*Written problem*
Print the records below word for word, but leave out the pictures.

-- start --

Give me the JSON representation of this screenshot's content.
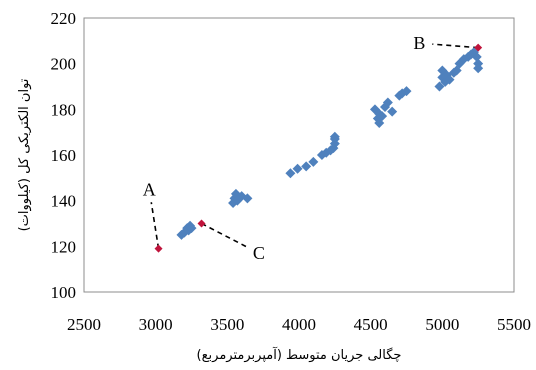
{
  "chart_data": {
    "type": "scatter",
    "title": "",
    "xlabel": "چگالی جریان متوسط (آمپربرمترمربع)",
    "ylabel": "توان الکتریکی کل (کیلووات)",
    "xlim": [
      2500,
      5500
    ],
    "ylim": [
      100,
      220
    ],
    "xticks": [
      "2500",
      "3000",
      "3500",
      "4000",
      "4500",
      "5000",
      "5500"
    ],
    "yticks": [
      "100",
      "120",
      "140",
      "160",
      "180",
      "200",
      "220"
    ],
    "grid": false,
    "legend": "none",
    "series": [
      {
        "color": "#4f81bd",
        "marker": "diamond",
        "points": [
          [
            3180,
            125
          ],
          [
            3200,
            126
          ],
          [
            3220,
            128
          ],
          [
            3230,
            127
          ],
          [
            3240,
            129
          ],
          [
            3250,
            128
          ],
          [
            3540,
            139
          ],
          [
            3550,
            141
          ],
          [
            3560,
            143
          ],
          [
            3570,
            140
          ],
          [
            3600,
            142
          ],
          [
            3640,
            141
          ],
          [
            3940,
            152
          ],
          [
            3990,
            154
          ],
          [
            4050,
            155
          ],
          [
            4100,
            157
          ],
          [
            4160,
            160
          ],
          [
            4190,
            161
          ],
          [
            4220,
            162
          ],
          [
            4240,
            163
          ],
          [
            4250,
            165
          ],
          [
            4250,
            167
          ],
          [
            4250,
            168
          ],
          [
            4530,
            180
          ],
          [
            4550,
            176
          ],
          [
            4560,
            178
          ],
          [
            4560,
            174
          ],
          [
            4580,
            177
          ],
          [
            4600,
            181
          ],
          [
            4620,
            183
          ],
          [
            4650,
            179
          ],
          [
            4700,
            186
          ],
          [
            4720,
            187
          ],
          [
            4750,
            188
          ],
          [
            4980,
            190
          ],
          [
            5000,
            194
          ],
          [
            5000,
            197
          ],
          [
            5020,
            192
          ],
          [
            5030,
            195
          ],
          [
            5050,
            193
          ],
          [
            5080,
            196
          ],
          [
            5100,
            197
          ],
          [
            5120,
            200
          ],
          [
            5150,
            202
          ],
          [
            5180,
            203
          ],
          [
            5200,
            204
          ],
          [
            5220,
            205
          ],
          [
            5240,
            203
          ],
          [
            5250,
            200
          ],
          [
            5250,
            198
          ]
        ]
      },
      {
        "color": "#c0143c",
        "marker": "diamond",
        "points": [
          [
            3020,
            119
          ],
          [
            3320,
            130
          ],
          [
            5250,
            207
          ]
        ]
      }
    ],
    "annotations": [
      {
        "label": "A",
        "point": [
          3020,
          119
        ],
        "text_at": [
          2955,
          145
        ]
      },
      {
        "label": "B",
        "point": [
          5250,
          207
        ],
        "text_at": [
          4840,
          209
        ]
      },
      {
        "label": "C",
        "point": [
          3320,
          130
        ],
        "text_at": [
          3720,
          117
        ]
      }
    ],
    "colors": {
      "axis": "#000000",
      "leader": "#000000"
    }
  }
}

-- end --

*Finished answer*
Give me the JSON representation of this screenshot's content.
{
  "chart_data": {
    "type": "scatter",
    "title": "",
    "xlabel": "چگالی جریان متوسط (آمپربرمترمربع)",
    "ylabel": "توان الکتریکی کل (کیلووات)",
    "xlim": [
      2500,
      5500
    ],
    "ylim": [
      100,
      220
    ],
    "xticks": [
      "2500",
      "3000",
      "3500",
      "4000",
      "4500",
      "5000",
      "5500"
    ],
    "yticks": [
      "100",
      "120",
      "140",
      "160",
      "180",
      "200",
      "220"
    ],
    "grid": false,
    "legend": "none",
    "series": [
      {
        "color": "#4f81bd",
        "marker": "diamond",
        "points": [
          [
            3180,
            125
          ],
          [
            3200,
            126
          ],
          [
            3220,
            128
          ],
          [
            3230,
            127
          ],
          [
            3240,
            129
          ],
          [
            3250,
            128
          ],
          [
            3540,
            139
          ],
          [
            3550,
            141
          ],
          [
            3560,
            143
          ],
          [
            3570,
            140
          ],
          [
            3600,
            142
          ],
          [
            3640,
            141
          ],
          [
            3940,
            152
          ],
          [
            3990,
            154
          ],
          [
            4050,
            155
          ],
          [
            4100,
            157
          ],
          [
            4160,
            160
          ],
          [
            4190,
            161
          ],
          [
            4220,
            162
          ],
          [
            4240,
            163
          ],
          [
            4250,
            165
          ],
          [
            4250,
            167
          ],
          [
            4250,
            168
          ],
          [
            4530,
            180
          ],
          [
            4550,
            176
          ],
          [
            4560,
            178
          ],
          [
            4560,
            174
          ],
          [
            4580,
            177
          ],
          [
            4600,
            181
          ],
          [
            4620,
            183
          ],
          [
            4650,
            179
          ],
          [
            4700,
            186
          ],
          [
            4720,
            187
          ],
          [
            4750,
            188
          ],
          [
            4980,
            190
          ],
          [
            5000,
            194
          ],
          [
            5000,
            197
          ],
          [
            5020,
            192
          ],
          [
            5030,
            195
          ],
          [
            5050,
            193
          ],
          [
            5080,
            196
          ],
          [
            5100,
            197
          ],
          [
            5120,
            200
          ],
          [
            5150,
            202
          ],
          [
            5180,
            203
          ],
          [
            5200,
            204
          ],
          [
            5220,
            205
          ],
          [
            5240,
            203
          ],
          [
            5250,
            200
          ],
          [
            5250,
            198
          ]
        ]
      },
      {
        "color": "#c0143c",
        "marker": "diamond",
        "points": [
          [
            3020,
            119
          ],
          [
            3320,
            130
          ],
          [
            5250,
            207
          ]
        ]
      }
    ],
    "annotations": [
      {
        "label": "A",
        "point": [
          3020,
          119
        ],
        "text_at": [
          2955,
          145
        ]
      },
      {
        "label": "B",
        "point": [
          5250,
          207
        ],
        "text_at": [
          4840,
          209
        ]
      },
      {
        "label": "C",
        "point": [
          3320,
          130
        ],
        "text_at": [
          3720,
          117
        ]
      }
    ],
    "colors": {
      "axis": "#000000",
      "leader": "#000000"
    }
  }
}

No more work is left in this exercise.